● **INPUT ROWS**
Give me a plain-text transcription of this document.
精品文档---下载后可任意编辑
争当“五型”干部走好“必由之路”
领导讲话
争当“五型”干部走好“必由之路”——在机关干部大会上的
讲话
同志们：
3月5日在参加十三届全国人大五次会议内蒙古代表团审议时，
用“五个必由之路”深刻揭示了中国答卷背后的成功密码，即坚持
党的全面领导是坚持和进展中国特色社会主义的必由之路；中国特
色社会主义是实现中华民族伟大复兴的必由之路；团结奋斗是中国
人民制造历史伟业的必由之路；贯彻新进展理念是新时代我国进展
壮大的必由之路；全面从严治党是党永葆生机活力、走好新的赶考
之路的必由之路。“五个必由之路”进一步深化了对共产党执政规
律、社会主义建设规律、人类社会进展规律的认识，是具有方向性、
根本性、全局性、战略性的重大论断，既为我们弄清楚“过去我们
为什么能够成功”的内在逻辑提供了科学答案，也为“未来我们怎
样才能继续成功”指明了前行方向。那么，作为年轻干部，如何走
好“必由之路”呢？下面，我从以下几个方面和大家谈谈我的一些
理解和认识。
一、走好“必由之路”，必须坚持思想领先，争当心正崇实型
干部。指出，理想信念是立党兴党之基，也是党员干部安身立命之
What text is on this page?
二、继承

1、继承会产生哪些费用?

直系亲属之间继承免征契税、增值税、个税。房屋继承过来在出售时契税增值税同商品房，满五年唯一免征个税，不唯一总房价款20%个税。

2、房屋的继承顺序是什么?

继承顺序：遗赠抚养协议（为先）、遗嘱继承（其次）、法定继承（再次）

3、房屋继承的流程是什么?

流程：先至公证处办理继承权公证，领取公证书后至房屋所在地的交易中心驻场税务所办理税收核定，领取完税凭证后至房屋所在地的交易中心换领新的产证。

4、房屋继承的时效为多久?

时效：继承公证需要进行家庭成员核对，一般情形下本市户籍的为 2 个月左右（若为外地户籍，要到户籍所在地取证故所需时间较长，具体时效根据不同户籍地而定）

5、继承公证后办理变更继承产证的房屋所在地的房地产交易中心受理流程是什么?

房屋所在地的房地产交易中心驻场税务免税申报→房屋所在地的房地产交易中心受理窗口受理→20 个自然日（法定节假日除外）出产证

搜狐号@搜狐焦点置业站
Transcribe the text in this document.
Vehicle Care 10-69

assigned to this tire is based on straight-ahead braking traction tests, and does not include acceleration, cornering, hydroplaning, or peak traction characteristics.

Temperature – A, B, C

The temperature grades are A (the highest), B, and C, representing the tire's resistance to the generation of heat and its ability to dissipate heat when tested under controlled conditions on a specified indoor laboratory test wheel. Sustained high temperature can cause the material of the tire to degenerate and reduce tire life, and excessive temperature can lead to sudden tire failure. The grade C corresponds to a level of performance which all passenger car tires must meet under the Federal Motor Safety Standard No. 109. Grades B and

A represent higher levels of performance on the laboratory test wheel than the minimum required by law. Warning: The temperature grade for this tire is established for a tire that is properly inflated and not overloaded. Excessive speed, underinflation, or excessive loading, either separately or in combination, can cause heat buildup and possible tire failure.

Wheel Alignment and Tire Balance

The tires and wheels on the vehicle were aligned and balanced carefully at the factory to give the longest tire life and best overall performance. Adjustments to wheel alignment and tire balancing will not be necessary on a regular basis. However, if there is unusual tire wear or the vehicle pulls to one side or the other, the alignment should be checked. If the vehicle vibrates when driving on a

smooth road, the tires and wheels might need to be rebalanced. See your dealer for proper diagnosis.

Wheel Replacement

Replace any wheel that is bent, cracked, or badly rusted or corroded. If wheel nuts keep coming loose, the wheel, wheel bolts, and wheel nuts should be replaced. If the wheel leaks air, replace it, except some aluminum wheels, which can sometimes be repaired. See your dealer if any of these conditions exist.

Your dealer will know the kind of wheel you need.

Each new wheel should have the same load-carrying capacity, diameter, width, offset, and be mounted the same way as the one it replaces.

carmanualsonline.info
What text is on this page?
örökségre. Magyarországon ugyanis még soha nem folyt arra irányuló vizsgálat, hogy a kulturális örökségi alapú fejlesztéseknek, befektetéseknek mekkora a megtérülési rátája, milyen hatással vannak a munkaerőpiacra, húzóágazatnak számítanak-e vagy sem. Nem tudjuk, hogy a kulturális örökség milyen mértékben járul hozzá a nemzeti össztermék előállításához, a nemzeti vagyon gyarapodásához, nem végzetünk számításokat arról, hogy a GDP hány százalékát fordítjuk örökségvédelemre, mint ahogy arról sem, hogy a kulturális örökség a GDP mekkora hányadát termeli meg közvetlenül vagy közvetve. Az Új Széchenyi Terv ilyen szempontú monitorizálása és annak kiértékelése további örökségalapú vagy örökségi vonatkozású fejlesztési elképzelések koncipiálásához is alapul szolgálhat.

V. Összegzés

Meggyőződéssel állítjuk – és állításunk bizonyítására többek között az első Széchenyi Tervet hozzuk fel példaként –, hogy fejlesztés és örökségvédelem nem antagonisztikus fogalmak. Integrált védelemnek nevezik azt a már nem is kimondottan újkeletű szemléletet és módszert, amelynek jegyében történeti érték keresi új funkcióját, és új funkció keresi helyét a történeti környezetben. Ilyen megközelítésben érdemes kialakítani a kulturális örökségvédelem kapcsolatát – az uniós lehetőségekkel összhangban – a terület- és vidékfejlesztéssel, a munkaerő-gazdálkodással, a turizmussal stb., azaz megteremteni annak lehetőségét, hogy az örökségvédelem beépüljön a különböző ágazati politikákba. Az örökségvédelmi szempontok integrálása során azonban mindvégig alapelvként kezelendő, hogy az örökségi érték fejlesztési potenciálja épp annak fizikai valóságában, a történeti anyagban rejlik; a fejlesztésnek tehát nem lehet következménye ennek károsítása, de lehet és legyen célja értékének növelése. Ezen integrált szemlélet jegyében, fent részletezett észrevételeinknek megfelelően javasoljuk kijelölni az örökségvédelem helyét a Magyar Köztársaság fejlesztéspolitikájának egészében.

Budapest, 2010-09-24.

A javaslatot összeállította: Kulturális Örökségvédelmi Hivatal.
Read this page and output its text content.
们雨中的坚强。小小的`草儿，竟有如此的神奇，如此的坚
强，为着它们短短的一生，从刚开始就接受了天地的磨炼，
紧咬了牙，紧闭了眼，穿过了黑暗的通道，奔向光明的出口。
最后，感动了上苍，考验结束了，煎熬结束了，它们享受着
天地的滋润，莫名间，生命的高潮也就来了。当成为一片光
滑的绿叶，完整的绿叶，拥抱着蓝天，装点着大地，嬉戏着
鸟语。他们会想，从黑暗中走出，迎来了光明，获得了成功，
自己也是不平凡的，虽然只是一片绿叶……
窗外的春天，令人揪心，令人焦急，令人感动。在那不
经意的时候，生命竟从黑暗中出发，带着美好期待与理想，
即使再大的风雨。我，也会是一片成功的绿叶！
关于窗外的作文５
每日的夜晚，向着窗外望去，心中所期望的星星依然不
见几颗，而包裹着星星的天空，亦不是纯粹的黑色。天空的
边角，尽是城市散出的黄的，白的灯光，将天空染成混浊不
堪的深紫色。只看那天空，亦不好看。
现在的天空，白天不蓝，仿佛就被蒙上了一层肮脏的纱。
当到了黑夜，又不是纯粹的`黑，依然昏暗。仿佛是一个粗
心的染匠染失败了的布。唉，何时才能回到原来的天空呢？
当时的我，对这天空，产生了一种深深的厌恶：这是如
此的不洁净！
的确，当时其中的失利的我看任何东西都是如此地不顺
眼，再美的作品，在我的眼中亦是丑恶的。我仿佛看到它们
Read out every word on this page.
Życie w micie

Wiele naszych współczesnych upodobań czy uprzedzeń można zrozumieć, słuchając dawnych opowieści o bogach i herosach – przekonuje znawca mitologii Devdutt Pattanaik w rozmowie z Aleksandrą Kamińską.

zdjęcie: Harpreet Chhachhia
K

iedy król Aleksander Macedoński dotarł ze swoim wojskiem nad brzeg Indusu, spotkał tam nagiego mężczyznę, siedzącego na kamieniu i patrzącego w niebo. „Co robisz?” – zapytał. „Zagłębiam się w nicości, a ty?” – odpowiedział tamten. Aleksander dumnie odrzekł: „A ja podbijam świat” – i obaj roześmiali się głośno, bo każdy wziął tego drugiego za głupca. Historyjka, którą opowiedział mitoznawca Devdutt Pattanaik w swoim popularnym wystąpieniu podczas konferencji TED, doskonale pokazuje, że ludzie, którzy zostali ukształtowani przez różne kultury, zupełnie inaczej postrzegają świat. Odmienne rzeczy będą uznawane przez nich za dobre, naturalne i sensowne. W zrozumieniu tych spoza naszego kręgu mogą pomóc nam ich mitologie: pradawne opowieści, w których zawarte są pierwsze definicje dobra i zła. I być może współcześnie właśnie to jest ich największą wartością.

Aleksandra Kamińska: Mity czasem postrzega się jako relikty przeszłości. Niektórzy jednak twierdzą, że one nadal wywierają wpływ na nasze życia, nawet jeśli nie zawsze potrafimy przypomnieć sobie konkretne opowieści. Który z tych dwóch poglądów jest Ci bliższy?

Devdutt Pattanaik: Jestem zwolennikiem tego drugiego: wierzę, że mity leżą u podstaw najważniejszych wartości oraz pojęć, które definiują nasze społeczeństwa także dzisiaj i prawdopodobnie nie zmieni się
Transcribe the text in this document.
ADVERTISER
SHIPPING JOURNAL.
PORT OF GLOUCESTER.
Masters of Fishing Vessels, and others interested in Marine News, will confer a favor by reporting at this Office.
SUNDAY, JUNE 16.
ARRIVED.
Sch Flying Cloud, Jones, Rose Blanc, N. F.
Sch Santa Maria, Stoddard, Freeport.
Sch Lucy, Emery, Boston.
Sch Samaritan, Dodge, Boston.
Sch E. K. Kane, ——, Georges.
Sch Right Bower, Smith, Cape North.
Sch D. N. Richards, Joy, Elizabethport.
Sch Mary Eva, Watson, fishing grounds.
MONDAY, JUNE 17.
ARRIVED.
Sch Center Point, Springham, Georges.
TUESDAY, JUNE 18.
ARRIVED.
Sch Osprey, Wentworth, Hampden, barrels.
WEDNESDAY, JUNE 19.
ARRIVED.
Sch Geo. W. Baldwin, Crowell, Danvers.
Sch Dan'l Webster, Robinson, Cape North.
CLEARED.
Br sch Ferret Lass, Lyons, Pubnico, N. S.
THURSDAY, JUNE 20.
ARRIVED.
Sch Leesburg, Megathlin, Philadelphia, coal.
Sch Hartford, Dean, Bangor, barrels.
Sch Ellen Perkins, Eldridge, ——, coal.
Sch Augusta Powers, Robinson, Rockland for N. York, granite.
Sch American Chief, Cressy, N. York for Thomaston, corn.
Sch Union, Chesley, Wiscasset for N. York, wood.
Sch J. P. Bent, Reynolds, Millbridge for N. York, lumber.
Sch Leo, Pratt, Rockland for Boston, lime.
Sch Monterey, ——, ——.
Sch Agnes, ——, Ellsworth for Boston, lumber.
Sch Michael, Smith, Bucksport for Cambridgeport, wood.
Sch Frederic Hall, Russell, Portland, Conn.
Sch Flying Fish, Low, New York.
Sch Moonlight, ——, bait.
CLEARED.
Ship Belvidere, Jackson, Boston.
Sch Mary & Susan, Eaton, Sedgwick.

● **REQUIREMENT**
Look through the data above. Find each line with the string "Georges" and copy it.

● **TASK ANSWER**
Sch E. K. Kane, ——, Georges.
Sch Center Point, Springham, Georges.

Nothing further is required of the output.